-- To be done --
Copy all lines holding the word "ffffff" from the entries.
**** Data supplied ****
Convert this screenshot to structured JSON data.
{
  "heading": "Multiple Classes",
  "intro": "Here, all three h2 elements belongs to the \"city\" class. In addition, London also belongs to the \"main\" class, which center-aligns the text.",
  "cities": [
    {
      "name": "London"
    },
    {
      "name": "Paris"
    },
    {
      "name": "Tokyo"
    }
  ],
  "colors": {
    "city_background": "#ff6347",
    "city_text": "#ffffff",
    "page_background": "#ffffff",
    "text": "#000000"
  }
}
****
**** Data supplied ****
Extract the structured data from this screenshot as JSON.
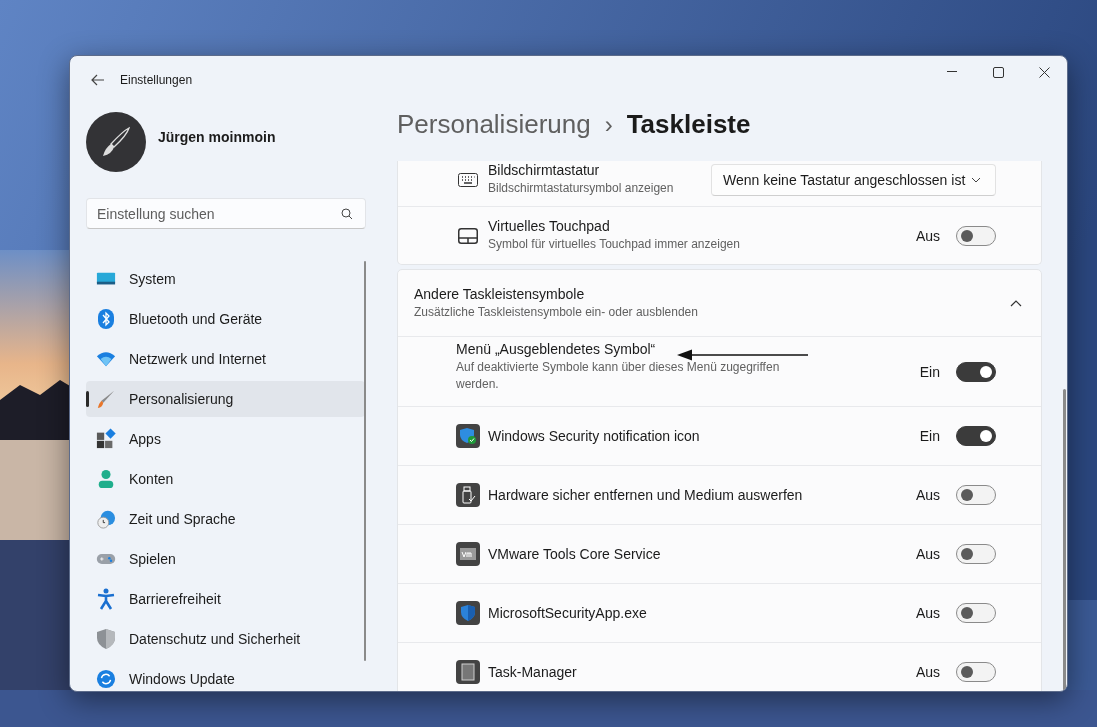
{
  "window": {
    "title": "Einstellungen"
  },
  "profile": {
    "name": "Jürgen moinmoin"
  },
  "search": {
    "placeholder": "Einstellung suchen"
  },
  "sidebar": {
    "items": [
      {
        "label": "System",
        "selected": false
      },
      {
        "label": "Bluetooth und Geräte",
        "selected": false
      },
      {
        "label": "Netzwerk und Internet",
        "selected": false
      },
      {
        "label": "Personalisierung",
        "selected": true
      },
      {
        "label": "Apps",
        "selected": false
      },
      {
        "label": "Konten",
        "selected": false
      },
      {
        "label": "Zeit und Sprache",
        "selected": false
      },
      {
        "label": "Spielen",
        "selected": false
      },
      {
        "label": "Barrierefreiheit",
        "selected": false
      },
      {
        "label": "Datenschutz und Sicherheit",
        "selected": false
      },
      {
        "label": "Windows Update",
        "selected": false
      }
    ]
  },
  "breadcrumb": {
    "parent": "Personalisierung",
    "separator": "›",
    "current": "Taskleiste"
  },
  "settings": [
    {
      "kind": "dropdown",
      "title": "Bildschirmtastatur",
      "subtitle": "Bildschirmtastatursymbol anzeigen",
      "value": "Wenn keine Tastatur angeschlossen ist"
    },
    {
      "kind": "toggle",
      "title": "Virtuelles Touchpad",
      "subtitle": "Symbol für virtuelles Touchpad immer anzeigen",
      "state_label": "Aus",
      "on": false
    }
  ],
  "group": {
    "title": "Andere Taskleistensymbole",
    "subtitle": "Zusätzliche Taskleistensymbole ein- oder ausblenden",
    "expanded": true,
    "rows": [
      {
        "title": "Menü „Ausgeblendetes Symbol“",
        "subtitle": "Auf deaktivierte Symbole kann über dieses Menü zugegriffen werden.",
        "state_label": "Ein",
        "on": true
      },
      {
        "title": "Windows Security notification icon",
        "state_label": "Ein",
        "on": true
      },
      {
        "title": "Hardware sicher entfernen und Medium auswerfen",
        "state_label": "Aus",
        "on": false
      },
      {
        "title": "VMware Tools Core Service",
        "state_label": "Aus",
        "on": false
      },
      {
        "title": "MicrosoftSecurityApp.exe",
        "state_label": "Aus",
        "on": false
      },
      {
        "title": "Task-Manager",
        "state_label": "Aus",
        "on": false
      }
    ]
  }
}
****
-- Solution for this problem --
    "city_text": "#ffffff",
    "page_background": "#ffffff",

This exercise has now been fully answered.